Find all the lines with "عبدالله" and gather them.
** begin **
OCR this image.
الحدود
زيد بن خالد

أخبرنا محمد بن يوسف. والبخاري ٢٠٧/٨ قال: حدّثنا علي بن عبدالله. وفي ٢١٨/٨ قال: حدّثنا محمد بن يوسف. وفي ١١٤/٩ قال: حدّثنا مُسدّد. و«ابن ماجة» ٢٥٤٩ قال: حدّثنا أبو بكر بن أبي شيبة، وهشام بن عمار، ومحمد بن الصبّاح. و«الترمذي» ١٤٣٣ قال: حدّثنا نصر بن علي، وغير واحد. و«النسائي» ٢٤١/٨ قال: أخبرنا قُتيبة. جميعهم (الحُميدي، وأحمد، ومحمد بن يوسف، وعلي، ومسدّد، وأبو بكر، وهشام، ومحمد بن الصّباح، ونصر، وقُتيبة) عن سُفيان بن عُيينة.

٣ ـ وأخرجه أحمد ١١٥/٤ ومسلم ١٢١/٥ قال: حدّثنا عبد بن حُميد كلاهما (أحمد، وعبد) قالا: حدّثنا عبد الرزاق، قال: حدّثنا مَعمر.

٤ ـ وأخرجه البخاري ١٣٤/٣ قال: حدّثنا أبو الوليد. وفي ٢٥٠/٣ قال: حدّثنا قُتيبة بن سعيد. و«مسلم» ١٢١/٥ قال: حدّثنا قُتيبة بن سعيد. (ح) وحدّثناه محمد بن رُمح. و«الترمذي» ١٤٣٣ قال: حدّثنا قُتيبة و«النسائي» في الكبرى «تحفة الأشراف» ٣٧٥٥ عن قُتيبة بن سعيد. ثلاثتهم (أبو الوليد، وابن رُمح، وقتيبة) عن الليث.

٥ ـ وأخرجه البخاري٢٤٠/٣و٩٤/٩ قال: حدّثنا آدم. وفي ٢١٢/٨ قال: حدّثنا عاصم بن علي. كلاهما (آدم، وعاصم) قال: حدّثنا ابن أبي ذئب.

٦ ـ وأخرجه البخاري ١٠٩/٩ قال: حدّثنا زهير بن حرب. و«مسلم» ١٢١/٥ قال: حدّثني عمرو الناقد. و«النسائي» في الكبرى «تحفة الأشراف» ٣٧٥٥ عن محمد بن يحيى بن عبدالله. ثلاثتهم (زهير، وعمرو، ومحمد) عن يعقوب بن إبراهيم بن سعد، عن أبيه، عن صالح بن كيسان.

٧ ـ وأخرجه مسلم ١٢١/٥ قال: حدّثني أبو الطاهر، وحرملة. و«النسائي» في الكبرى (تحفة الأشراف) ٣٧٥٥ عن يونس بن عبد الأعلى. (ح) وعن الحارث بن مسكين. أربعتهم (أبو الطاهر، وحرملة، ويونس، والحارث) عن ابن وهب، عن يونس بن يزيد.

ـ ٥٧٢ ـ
** end **
Exercise response:
أخبرنا محمد بن يوسف. والبخاري ٢٠٧/٨ قال: حدّثنا علي بن عبدالله. وفي ٢١٨/٨ قال: حدّثنا محمد بن يوسف. وفي ١١٤/٩ قال: حدّثنا مُسدّد. و«ابن ماجة» ٢٥٤٩ قال: حدّثنا أبو بكر بن أبي شيبة، وهشام بن عمار، ومحمد بن الصبّاح. و«الترمذي» ١٤٣٣ قال: حدّثنا نصر بن علي، وغير واحد. و«النسائي» ٢٤١/٨ قال: أخبرنا قُتيبة. جميعهم (الحُميدي، وأحمد، ومحمد بن يوسف، وعلي، ومسدّد، وأبو بكر، وهشام، ومحمد بن الصّباح، ونصر، وقُتيبة) عن سُفيان بن عُيينة.
٦ ـ وأخرجه البخاري ١٠٩/٩ قال: حدّثنا زهير بن حرب. و«مسلم» ١٢١/٥ قال: حدّثني عمرو الناقد. و«النسائي» في الكبرى «تحفة الأشراف» ٣٧٥٥ عن محمد بن يحيى بن عبدالله. ثلاثتهم (زهير، وعمرو، ومحمد) عن يعقوب بن إبراهيم بن سعد، عن أبيه، عن صالح بن كيسان.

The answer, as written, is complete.